(Collected data entries)

########################################

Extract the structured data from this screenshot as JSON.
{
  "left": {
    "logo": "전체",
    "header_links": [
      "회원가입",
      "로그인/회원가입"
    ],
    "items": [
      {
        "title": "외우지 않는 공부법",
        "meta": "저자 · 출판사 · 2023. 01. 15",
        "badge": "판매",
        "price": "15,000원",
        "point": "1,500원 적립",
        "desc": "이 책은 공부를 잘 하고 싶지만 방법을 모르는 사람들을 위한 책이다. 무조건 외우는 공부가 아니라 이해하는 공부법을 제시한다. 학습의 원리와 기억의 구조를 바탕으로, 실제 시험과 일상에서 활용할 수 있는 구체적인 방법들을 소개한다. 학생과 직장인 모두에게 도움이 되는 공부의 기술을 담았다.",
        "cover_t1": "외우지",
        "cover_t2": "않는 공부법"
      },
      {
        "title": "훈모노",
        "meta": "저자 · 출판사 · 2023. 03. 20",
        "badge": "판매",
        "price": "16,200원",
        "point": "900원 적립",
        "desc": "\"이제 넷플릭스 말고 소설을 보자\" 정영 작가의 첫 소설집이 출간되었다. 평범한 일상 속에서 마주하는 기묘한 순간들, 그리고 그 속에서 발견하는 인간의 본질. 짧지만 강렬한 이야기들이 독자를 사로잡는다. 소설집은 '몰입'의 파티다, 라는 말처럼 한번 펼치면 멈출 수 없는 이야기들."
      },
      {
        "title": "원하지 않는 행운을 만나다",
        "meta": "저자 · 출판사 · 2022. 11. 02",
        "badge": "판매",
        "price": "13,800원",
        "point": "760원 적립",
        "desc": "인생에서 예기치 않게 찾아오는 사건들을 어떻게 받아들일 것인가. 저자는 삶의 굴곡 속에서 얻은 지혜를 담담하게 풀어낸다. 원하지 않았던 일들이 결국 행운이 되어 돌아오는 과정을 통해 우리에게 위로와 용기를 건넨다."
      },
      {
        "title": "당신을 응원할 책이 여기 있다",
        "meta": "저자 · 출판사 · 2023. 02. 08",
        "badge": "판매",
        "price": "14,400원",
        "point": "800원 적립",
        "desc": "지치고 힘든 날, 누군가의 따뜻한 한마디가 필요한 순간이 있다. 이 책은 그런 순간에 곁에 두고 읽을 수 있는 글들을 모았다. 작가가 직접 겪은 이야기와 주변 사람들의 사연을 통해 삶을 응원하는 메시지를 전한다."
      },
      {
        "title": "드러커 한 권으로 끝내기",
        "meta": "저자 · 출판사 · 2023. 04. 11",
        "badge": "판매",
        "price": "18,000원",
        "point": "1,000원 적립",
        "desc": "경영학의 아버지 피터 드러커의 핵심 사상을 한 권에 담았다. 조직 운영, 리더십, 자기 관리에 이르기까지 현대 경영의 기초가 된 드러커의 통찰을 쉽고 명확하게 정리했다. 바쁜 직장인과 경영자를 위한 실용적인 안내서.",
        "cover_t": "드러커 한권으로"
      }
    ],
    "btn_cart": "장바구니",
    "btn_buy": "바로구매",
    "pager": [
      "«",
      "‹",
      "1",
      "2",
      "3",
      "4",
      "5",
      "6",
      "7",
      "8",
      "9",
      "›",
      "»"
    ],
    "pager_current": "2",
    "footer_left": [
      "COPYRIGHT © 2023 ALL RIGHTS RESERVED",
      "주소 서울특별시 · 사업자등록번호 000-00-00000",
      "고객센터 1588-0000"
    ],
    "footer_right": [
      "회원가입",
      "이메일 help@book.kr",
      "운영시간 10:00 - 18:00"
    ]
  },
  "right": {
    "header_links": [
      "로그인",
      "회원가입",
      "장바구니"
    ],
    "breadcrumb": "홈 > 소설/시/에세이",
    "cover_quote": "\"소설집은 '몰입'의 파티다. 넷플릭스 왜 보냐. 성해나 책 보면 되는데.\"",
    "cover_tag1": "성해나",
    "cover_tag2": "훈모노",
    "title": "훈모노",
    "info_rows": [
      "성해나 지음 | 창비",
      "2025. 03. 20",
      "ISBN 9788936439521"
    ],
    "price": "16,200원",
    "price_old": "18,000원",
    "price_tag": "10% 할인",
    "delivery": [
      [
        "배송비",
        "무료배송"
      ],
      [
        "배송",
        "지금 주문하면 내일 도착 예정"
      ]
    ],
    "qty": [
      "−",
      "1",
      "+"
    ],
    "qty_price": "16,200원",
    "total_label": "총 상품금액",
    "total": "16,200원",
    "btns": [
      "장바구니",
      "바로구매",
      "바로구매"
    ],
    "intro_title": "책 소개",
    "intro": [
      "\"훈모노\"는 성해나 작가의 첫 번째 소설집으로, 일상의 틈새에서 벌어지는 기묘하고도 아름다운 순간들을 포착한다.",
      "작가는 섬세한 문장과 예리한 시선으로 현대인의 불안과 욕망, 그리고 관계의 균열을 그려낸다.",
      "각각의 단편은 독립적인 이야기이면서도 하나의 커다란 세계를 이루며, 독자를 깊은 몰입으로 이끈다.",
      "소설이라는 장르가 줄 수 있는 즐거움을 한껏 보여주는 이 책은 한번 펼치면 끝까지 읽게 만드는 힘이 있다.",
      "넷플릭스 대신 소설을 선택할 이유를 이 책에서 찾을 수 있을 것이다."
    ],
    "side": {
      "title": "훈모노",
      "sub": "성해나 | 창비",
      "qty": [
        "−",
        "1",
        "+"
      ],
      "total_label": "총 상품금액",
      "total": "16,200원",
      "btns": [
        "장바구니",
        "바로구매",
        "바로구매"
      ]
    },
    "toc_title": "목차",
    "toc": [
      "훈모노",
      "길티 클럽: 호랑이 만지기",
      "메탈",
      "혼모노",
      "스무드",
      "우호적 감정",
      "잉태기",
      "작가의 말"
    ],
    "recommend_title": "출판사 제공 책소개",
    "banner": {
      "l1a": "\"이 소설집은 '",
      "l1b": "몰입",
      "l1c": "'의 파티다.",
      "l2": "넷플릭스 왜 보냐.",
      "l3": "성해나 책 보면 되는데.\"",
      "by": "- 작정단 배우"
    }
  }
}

########################################

[INSTRUCTIONS TO FOLLOW] The full set of records should be duplicated exactly.

[THE ANSWER]
Extract the structured data from this screenshot as JSON.
{
  "left": {
    "logo": "전체",
    "header_links": [
      "회원가입",
      "로그인/회원가입"
    ],
    "items": [
      {
        "title": "외우지 않는 공부법",
        "meta": "저자 · 출판사 · 2023. 01. 15",
        "badge": "판매",
        "price": "15,000원",
        "point": "1,500원 적립",
        "desc": "이 책은 공부를 잘 하고 싶지만 방법을 모르는 사람들을 위한 책이다. 무조건 외우는 공부가 아니라 이해하는 공부법을 제시한다. 학습의 원리와 기억의 구조를 바탕으로, 실제 시험과 일상에서 활용할 수 있는 구체적인 방법들을 소개한다. 학생과 직장인 모두에게 도움이 되는 공부의 기술을 담았다.",
        "cover_t1": "외우지",
        "cover_t2": "않는 공부법"
      },
      {
        "title": "훈모노",
        "meta": "저자 · 출판사 · 2023. 03. 20",
        "badge": "판매",
        "price": "16,200원",
        "point": "900원 적립",
        "desc": "\"이제 넷플릭스 말고 소설을 보자\" 정영 작가의 첫 소설집이 출간되었다. 평범한 일상 속에서 마주하는 기묘한 순간들, 그리고 그 속에서 발견하는 인간의 본질. 짧지만 강렬한 이야기들이 독자를 사로잡는다. 소설집은 '몰입'의 파티다, 라는 말처럼 한번 펼치면 멈출 수 없는 이야기들."
      },
      {
        "title": "원하지 않는 행운을 만나다",
        "meta": "저자 · 출판사 · 2022. 11. 02",
        "badge": "판매",
        "price": "13,800원",
        "point": "760원 적립",
        "desc": "인생에서 예기치 않게 찾아오는 사건들을 어떻게 받아들일 것인가. 저자는 삶의 굴곡 속에서 얻은 지혜를 담담하게 풀어낸다. 원하지 않았던 일들이 결국 행운이 되어 돌아오는 과정을 통해 우리에게 위로와 용기를 건넨다."
      },
      {
        "title": "당신을 응원할 책이 여기 있다",
        "meta": "저자 · 출판사 · 2023. 02. 08",
        "badge": "판매",
        "price": "14,400원",
        "point": "800원 적립",
        "desc": "지치고 힘든 날, 누군가의 따뜻한 한마디가 필요한 순간이 있다. 이 책은 그런 순간에 곁에 두고 읽을 수 있는 글들을 모았다. 작가가 직접 겪은 이야기와 주변 사람들의 사연을 통해 삶을 응원하는 메시지를 전한다."
      },
      {
        "title": "드러커 한 권으로 끝내기",
        "meta": "저자 · 출판사 · 2023. 04. 11",
        "badge": "판매",
        "price": "18,000원",
        "point": "1,000원 적립",
        "desc": "경영학의 아버지 피터 드러커의 핵심 사상을 한 권에 담았다. 조직 운영, 리더십, 자기 관리에 이르기까지 현대 경영의 기초가 된 드러커의 통찰을 쉽고 명확하게 정리했다. 바쁜 직장인과 경영자를 위한 실용적인 안내서.",
        "cover_t": "드러커 한권으로"
      }
    ],
    "btn_cart": "장바구니",
    "btn_buy": "바로구매",
    "pager": [
      "«",
      "‹",
      "1",
      "2",
      "3",
      "4",
      "5",
      "6",
      "7",
      "8",
      "9",
      "›",
      "»"
    ],
    "pager_current": "2",
    "footer_left": [
      "COPYRIGHT © 2023 ALL RIGHTS RESERVED",
      "주소 서울특별시 · 사업자등록번호 000-00-00000",
      "고객센터 1588-0000"
    ],
    "footer_right": [
      "회원가입",
      "이메일 help@book.kr",
      "운영시간 10:00 - 18:00"
    ]
  },
  "right": {
    "header_links": [
      "로그인",
      "회원가입",
      "장바구니"
    ],
    "breadcrumb": "홈 > 소설/시/에세이",
    "cover_quote": "\"소설집은 '몰입'의 파티다. 넷플릭스 왜 보냐. 성해나 책 보면 되는데.\"",
    "cover_tag1": "성해나",
    "cover_tag2": "훈모노",
    "title": "훈모노",
    "info_rows": [
      "성해나 지음 | 창비",
      "2025. 03. 20",
      "ISBN 9788936439521"
    ],
    "price": "16,200원",
    "price_old": "18,000원",
    "price_tag": "10% 할인",
    "delivery": [
      [
        "배송비",
        "무료배송"
      ],
      [
        "배송",
        "지금 주문하면 내일 도착 예정"
      ]
    ],
    "qty": [
      "−",
      "1",
      "+"
    ],
    "qty_price": "16,200원",
    "total_label": "총 상품금액",
    "total": "16,200원",
    "btns": [
      "장바구니",
      "바로구매",
      "바로구매"
    ],
    "intro_title": "책 소개",
    "intro": [
      "\"훈모노\"는 성해나 작가의 첫 번째 소설집으로, 일상의 틈새에서 벌어지는 기묘하고도 아름다운 순간들을 포착한다.",
      "작가는 섬세한 문장과 예리한 시선으로 현대인의 불안과 욕망, 그리고 관계의 균열을 그려낸다.",
      "각각의 단편은 독립적인 이야기이면서도 하나의 커다란 세계를 이루며, 독자를 깊은 몰입으로 이끈다.",
      "소설이라는 장르가 줄 수 있는 즐거움을 한껏 보여주는 이 책은 한번 펼치면 끝까지 읽게 만드는 힘이 있다.",
      "넷플릭스 대신 소설을 선택할 이유를 이 책에서 찾을 수 있을 것이다."
    ],
    "side": {
      "title": "훈모노",
      "sub": "성해나 | 창비",
      "qty": [
        "−",
        "1",
        "+"
      ],
      "total_label": "총 상품금액",
      "total": "16,200원",
      "btns": [
        "장바구니",
        "바로구매",
        "바로구매"
      ]
    },
    "toc_title": "목차",
    "toc": [
      "훈모노",
      "길티 클럽: 호랑이 만지기",
      "메탈",
      "혼모노",
      "스무드",
      "우호적 감정",
      "잉태기",
      "작가의 말"
    ],
    "recommend_title": "출판사 제공 책소개",
    "banner": {
      "l1a": "\"이 소설집은 '",
      "l1b": "몰입",
      "l1c": "'의 파티다.",
      "l2": "넷플릭스 왜 보냐.",
      "l3": "성해나 책 보면 되는데.\"",
      "by": "- 작정단 배우"
    }
  }
}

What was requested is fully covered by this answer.